- [Page extract]:
....
OK, I’m inclined to accept this. I don’t want to play with words like ‘elite’ which plainly has a different connotation in England than it does in Australia where we acknowledge no aristocracy or ‘upper class’.
There was a lot of IQ testing in the 1960s; mine was done in 1961 and found to be off the scale (no boast, simply sad reality for a lot of ‘misfit’ kids in those days) and I was sent to grammar. I joined Mensa (IQ>98%ile) in 1978 and ISPE (IQ>99.9%ile) in 1982, and finally entered university in 1985.
Here in WA we have Perth Modern School, specifically catering for Gifted and Talented Children (e.g., Bob Hawke, Rolf Harris), yet it is neither an approved nor a grammar school and never was. It’s focus is quite different.
Institutionally, Duncroft being an approved school modeled on the grammar school not the borstal or industrial school is correct, as is my observation on the outlook and disposition of those coming out of such schools.
Yes, we broke out too. I started smoking there just past puberty and continued until 1985, except I’d lost my ‘virginity’ a good six years before, all the same highjinks; girls and boys that age are no different, and I too cannot begin to believe such stories about Jimmy Savile.
But I’ll hand it over there – I wouldn’t think of challenging somebody who was actually there – simply pleased to see that our memories resonate and ridicule of this Meirion Jones and his beat-up Savile Affair on the same grounds.

Anna Raccoon

You are quite right – Ms Raccoon was not there during the 1970s – however, the same staff were there.
....
- [Supplied data]:

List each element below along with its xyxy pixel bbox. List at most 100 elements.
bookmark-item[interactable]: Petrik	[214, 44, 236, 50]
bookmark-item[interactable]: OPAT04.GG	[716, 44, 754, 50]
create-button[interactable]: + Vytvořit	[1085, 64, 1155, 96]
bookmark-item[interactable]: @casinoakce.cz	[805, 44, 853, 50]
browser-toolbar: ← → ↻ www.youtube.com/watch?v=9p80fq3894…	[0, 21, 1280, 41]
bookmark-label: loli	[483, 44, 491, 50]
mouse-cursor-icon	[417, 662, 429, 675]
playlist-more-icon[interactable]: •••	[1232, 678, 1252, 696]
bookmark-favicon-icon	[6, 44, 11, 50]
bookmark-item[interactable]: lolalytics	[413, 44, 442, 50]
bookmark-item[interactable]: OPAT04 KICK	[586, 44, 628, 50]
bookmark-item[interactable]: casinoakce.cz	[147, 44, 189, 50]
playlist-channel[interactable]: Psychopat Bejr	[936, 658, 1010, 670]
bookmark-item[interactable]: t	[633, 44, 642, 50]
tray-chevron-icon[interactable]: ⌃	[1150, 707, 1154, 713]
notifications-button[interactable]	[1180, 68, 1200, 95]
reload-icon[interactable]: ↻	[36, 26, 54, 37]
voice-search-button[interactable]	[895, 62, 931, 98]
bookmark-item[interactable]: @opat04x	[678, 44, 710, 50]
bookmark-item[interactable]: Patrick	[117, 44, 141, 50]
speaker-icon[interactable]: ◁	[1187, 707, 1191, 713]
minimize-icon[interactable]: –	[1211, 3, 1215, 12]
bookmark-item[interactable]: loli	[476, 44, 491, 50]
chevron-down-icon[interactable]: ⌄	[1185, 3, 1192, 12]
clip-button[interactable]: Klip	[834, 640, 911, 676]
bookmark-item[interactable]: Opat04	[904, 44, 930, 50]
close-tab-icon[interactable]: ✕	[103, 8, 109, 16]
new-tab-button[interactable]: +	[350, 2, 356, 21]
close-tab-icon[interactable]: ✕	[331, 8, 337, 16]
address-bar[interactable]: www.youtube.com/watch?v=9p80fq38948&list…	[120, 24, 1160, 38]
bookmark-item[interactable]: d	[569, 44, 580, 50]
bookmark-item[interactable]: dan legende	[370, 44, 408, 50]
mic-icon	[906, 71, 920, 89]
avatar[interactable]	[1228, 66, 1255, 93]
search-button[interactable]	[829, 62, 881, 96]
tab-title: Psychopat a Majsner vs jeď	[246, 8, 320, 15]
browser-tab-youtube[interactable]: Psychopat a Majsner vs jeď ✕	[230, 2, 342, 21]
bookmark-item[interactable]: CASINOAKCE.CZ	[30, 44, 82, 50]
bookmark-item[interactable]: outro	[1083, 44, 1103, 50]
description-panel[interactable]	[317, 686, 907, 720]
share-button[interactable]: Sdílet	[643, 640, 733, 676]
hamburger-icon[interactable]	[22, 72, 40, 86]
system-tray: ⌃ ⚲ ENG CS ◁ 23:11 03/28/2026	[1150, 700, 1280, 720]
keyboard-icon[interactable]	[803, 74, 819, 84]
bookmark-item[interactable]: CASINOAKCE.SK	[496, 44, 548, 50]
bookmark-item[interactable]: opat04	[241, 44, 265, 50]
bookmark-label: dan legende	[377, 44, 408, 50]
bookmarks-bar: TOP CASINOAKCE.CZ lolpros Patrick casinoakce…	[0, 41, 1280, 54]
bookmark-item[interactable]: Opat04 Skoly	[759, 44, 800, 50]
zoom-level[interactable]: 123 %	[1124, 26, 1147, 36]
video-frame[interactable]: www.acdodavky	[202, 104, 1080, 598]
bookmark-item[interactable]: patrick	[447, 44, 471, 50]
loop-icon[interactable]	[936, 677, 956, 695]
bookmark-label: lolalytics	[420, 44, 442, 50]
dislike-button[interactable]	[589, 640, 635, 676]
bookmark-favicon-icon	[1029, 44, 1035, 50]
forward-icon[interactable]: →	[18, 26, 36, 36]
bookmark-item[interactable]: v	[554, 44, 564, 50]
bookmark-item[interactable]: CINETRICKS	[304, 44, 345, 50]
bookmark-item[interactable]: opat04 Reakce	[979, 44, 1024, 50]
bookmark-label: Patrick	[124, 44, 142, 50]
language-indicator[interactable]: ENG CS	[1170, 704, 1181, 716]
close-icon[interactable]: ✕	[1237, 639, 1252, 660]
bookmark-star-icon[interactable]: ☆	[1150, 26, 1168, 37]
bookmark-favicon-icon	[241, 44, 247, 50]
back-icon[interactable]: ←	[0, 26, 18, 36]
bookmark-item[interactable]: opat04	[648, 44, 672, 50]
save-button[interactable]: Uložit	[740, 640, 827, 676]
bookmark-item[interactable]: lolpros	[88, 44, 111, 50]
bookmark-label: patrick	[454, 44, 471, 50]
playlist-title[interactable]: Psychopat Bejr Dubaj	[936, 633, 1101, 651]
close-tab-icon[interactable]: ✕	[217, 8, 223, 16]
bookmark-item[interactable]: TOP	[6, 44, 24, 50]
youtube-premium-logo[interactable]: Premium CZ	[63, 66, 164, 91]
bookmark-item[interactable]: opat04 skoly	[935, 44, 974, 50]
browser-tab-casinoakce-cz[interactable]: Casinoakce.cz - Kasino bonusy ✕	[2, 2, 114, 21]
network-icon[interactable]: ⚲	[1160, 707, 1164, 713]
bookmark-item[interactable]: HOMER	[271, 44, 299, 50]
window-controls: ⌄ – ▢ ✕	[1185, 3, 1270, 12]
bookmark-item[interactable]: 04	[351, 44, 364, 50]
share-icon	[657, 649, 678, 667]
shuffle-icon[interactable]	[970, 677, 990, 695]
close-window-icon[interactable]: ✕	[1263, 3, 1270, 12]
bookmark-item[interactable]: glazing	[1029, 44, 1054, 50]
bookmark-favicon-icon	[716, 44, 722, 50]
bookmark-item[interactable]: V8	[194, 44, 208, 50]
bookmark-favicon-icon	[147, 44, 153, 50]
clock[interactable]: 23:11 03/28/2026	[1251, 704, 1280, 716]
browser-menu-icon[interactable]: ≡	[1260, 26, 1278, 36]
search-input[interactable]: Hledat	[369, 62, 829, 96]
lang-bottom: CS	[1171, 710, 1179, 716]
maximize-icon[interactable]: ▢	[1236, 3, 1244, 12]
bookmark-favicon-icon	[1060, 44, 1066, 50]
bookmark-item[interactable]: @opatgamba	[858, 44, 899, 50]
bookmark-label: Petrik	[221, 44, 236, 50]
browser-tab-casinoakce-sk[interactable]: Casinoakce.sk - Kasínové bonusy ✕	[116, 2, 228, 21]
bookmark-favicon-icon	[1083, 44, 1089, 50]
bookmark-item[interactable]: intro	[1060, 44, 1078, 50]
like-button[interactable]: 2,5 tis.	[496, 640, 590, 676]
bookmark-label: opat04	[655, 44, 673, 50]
....
- [Challenges]:
(a) Answer these from the Duncroft exchange, marking each answer (i), (ii) or (iii):
(i) In what year did the first writer join Mensa?
(ii) Which school in WA caters specifically for Gifted and Talented Children?
(iii) Until what year did the first writer keep smoking?
(b) Echo the part of the Duncroft exchange starting at "There was a" and ending at "university in 1985.".

- [Responses]:
(a)
(i) 1978
(ii) Perth Modern School
(iii) 1985

(b)
There was a lot of IQ testing in the 1960s; mine was done in 1961 and found to be off the scale (no boast, simply sad reality for a lot of ‘misfit’ kids in those days) and I was sent to grammar. I joined Mensa (IQ>98%ile) in 1978 and ISPE (IQ>99.9%ile) in 1982, and finally entered university in 1985.